Dataset items
[start]

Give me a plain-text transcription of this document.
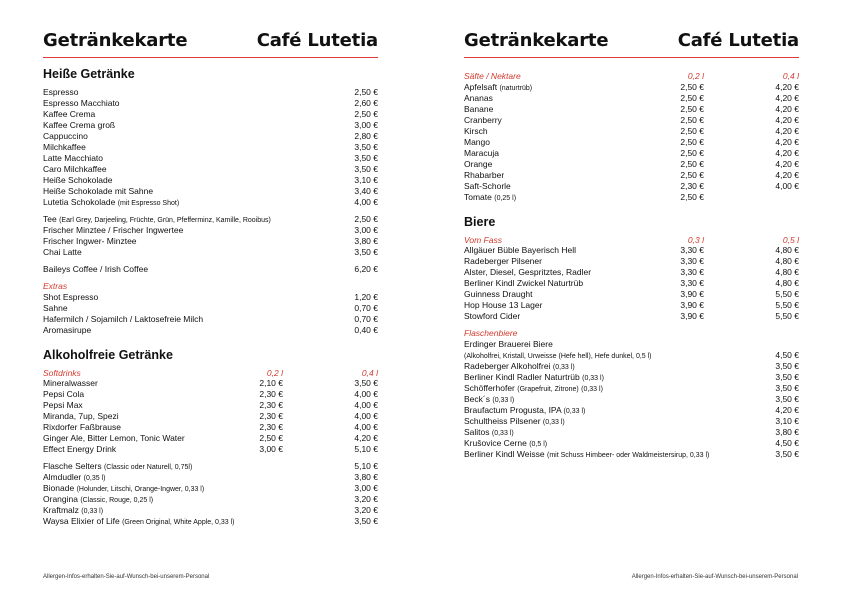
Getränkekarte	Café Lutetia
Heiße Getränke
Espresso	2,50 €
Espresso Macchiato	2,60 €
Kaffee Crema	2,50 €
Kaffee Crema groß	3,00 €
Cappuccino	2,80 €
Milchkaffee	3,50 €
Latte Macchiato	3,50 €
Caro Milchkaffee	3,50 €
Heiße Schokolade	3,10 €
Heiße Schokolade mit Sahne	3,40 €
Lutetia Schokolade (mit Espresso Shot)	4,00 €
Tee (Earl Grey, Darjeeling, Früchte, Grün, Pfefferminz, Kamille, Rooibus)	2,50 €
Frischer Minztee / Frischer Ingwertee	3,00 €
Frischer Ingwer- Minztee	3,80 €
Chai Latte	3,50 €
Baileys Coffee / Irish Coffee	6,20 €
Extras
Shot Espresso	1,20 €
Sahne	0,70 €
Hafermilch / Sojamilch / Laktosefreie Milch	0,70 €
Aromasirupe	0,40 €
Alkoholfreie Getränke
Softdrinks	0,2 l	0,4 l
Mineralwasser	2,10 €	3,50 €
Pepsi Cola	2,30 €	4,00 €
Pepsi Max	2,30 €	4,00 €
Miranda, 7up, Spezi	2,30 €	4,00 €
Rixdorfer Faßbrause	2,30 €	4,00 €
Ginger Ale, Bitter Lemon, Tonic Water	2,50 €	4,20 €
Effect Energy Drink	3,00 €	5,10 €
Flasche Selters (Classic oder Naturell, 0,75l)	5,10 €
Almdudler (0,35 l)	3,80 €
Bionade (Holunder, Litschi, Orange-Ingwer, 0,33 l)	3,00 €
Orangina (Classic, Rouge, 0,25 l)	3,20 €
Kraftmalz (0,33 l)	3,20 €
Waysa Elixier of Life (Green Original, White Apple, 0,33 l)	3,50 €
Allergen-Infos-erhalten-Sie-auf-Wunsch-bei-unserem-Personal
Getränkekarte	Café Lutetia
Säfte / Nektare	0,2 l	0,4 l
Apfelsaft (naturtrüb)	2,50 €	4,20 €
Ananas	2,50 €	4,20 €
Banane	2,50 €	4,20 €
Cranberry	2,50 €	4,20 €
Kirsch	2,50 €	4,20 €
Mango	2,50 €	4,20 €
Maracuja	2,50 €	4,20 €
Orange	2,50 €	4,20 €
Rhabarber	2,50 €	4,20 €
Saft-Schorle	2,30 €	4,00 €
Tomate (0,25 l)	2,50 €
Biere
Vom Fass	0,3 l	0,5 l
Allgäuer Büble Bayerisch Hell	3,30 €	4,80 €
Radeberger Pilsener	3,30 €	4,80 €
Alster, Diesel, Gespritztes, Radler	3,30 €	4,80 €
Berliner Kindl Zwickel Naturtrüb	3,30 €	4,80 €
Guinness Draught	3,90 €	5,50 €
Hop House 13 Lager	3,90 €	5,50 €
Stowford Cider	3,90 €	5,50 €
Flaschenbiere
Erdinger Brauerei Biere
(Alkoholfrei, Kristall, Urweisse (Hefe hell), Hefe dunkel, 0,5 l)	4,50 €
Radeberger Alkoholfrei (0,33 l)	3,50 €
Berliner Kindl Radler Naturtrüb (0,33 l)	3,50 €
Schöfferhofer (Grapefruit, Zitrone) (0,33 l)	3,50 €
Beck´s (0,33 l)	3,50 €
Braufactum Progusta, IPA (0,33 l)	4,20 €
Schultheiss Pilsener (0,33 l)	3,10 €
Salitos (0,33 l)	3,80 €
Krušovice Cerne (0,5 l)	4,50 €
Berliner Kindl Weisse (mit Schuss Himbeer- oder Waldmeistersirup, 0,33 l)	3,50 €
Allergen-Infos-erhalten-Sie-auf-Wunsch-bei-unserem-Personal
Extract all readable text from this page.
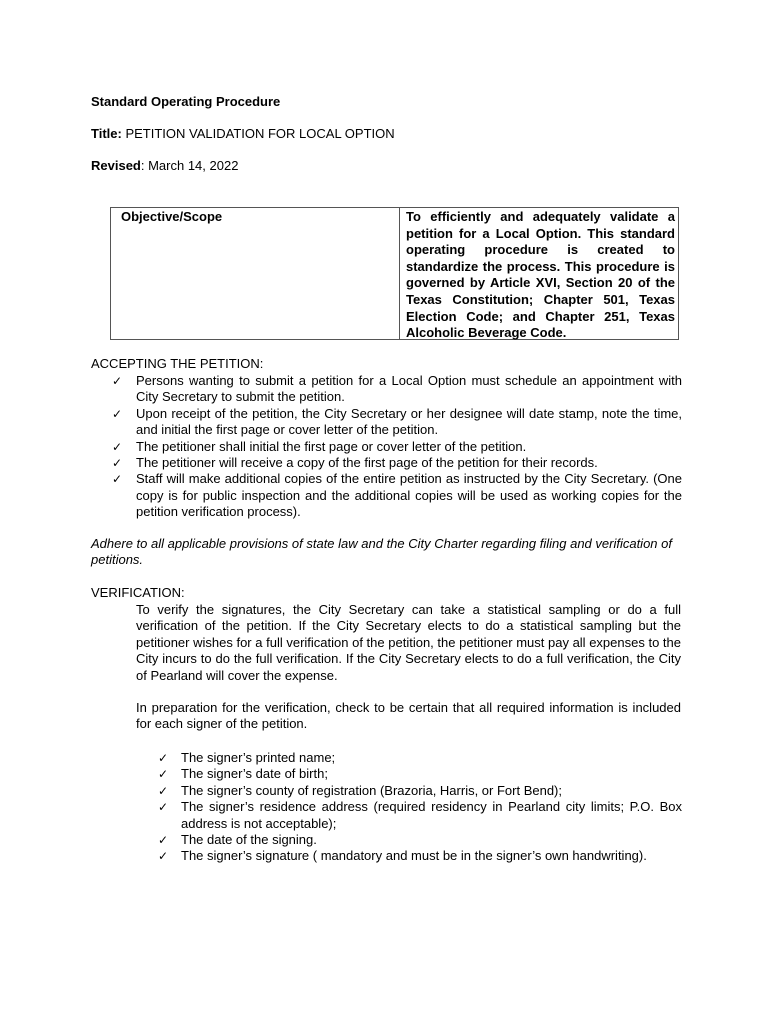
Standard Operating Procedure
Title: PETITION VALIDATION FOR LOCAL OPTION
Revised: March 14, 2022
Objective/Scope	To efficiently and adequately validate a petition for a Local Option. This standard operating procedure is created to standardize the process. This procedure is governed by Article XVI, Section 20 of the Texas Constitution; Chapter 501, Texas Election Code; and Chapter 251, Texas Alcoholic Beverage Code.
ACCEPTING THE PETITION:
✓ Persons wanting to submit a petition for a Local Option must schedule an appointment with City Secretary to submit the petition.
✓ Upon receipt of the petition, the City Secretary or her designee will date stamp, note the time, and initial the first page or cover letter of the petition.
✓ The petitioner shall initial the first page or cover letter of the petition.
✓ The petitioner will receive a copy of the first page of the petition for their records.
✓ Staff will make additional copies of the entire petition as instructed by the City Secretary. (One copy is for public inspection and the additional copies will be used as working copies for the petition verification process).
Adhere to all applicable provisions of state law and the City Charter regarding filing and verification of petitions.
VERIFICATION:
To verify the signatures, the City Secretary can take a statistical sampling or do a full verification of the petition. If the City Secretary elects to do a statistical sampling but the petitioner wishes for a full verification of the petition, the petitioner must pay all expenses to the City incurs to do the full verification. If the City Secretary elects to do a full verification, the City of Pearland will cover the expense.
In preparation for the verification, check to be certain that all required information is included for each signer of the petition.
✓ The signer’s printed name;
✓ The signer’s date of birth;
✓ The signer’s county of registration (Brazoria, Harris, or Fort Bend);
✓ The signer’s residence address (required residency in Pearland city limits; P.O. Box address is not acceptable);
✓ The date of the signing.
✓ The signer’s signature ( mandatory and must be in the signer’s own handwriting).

[end]

● What you will do:
Drop the images and repeat the data exactly.

● Task response:
Give me a plain-text transcription of this document.
Getränkekarte	Café Lutetia
Heiße Getränke
Espresso	2,50 €
Espresso Macchiato	2,60 €
Kaffee Crema	2,50 €
Kaffee Crema groß	3,00 €
Cappuccino	2,80 €
Milchkaffee	3,50 €
Latte Macchiato	3,50 €
Caro Milchkaffee	3,50 €
Heiße Schokolade	3,10 €
Heiße Schokolade mit Sahne	3,40 €
Lutetia Schokolade (mit Espresso Shot)	4,00 €
Tee (Earl Grey, Darjeeling, Früchte, Grün, Pfefferminz, Kamille, Rooibus)	2,50 €
Frischer Minztee / Frischer Ingwertee	3,00 €
Frischer Ingwer- Minztee	3,80 €
Chai Latte	3,50 €
Baileys Coffee / Irish Coffee	6,20 €
Extras
Shot Espresso	1,20 €
Sahne	0,70 €
Hafermilch / Sojamilch / Laktosefreie Milch	0,70 €
Aromasirupe	0,40 €
Alkoholfreie Getränke
Softdrinks	0,2 l	0,4 l
Mineralwasser	2,10 €	3,50 €
Pepsi Cola	2,30 €	4,00 €
Pepsi Max	2,30 €	4,00 €
Miranda, 7up, Spezi	2,30 €	4,00 €
Rixdorfer Faßbrause	2,30 €	4,00 €
Ginger Ale, Bitter Lemon, Tonic Water	2,50 €	4,20 €
Effect Energy Drink	3,00 €	5,10 €
Flasche Selters (Classic oder Naturell, 0,75l)	5,10 €
Almdudler (0,35 l)	3,80 €
Bionade (Holunder, Litschi, Orange-Ingwer, 0,33 l)	3,00 €
Orangina (Classic, Rouge, 0,25 l)	3,20 €
Kraftmalz (0,33 l)	3,20 €
Waysa Elixier of Life (Green Original, White Apple, 0,33 l)	3,50 €
Allergen-Infos-erhalten-Sie-auf-Wunsch-bei-unserem-Personal
Getränkekarte	Café Lutetia
Säfte / Nektare	0,2 l	0,4 l
Apfelsaft (naturtrüb)	2,50 €	4,20 €
Ananas	2,50 €	4,20 €
Banane	2,50 €	4,20 €
Cranberry	2,50 €	4,20 €
Kirsch	2,50 €	4,20 €
Mango	2,50 €	4,20 €
Maracuja	2,50 €	4,20 €
Orange	2,50 €	4,20 €
Rhabarber	2,50 €	4,20 €
Saft-Schorle	2,30 €	4,00 €
Tomate (0,25 l)	2,50 €
Biere
Vom Fass	0,3 l	0,5 l
Allgäuer Büble Bayerisch Hell	3,30 €	4,80 €
Radeberger Pilsener	3,30 €	4,80 €
Alster, Diesel, Gespritztes, Radler	3,30 €	4,80 €
Berliner Kindl Zwickel Naturtrüb	3,30 €	4,80 €
Guinness Draught	3,90 €	5,50 €
Hop House 13 Lager	3,90 €	5,50 €
Stowford Cider	3,90 €	5,50 €
Flaschenbiere
Erdinger Brauerei Biere
(Alkoholfrei, Kristall, Urweisse (Hefe hell), Hefe dunkel, 0,5 l)	4,50 €
Radeberger Alkoholfrei (0,33 l)	3,50 €
Berliner Kindl Radler Naturtrüb (0,33 l)	3,50 €
Schöfferhofer (Grapefruit, Zitrone) (0,33 l)	3,50 €
Beck´s (0,33 l)	3,50 €
Braufactum Progusta, IPA (0,33 l)	4,20 €
Schultheiss Pilsener (0,33 l)	3,10 €
Salitos (0,33 l)	3,80 €
Krušovice Cerne (0,5 l)	4,50 €
Berliner Kindl Weisse (mit Schuss Himbeer- oder Waldmeistersirup, 0,33 l)	3,50 €
Allergen-Infos-erhalten-Sie-auf-Wunsch-bei-unserem-Personal
Extract all readable text from this page.
Standard Operating Procedure
Title: PETITION VALIDATION FOR LOCAL OPTION
Revised: March 14, 2022
Objective/Scope	To efficiently and adequately validate a petition for a Local Option. This standard operating procedure is created to standardize the process. This procedure is governed by Article XVI, Section 20 of the Texas Constitution; Chapter 501, Texas Election Code; and Chapter 251, Texas Alcoholic Beverage Code.
ACCEPTING THE PETITION:
✓ Persons wanting to submit a petition for a Local Option must schedule an appointment with City Secretary to submit the petition.
✓ Upon receipt of the petition, the City Secretary or her designee will date stamp, note the time, and initial the first page or cover letter of the petition.
✓ The petitioner shall initial the first page or cover letter of the petition.
✓ The petitioner will receive a copy of the first page of the petition for their records.
✓ Staff will make additional copies of the entire petition as instructed by the City Secretary. (One copy is for public inspection and the additional copies will be used as working copies for the petition verification process).
Adhere to all applicable provisions of state law and the City Charter regarding filing and verification of petitions.
VERIFICATION:
To verify the signatures, the City Secretary can take a statistical sampling or do a full verification of the petition. If the City Secretary elects to do a statistical sampling but the petitioner wishes for a full verification of the petition, the petitioner must pay all expenses to the City incurs to do the full verification. If the City Secretary elects to do a full verification, the City of Pearland will cover the expense.
In preparation for the verification, check to be certain that all required information is included for each signer of the petition.
✓ The signer’s printed name;
✓ The signer’s date of birth;
✓ The signer’s county of registration (Brazoria, Harris, or Fort Bend);
✓ The signer’s residence address (required residency in Pearland city limits; P.O. Box address is not acceptable);
✓ The date of the signing.
✓ The signer’s signature ( mandatory and must be in the signer’s own handwriting).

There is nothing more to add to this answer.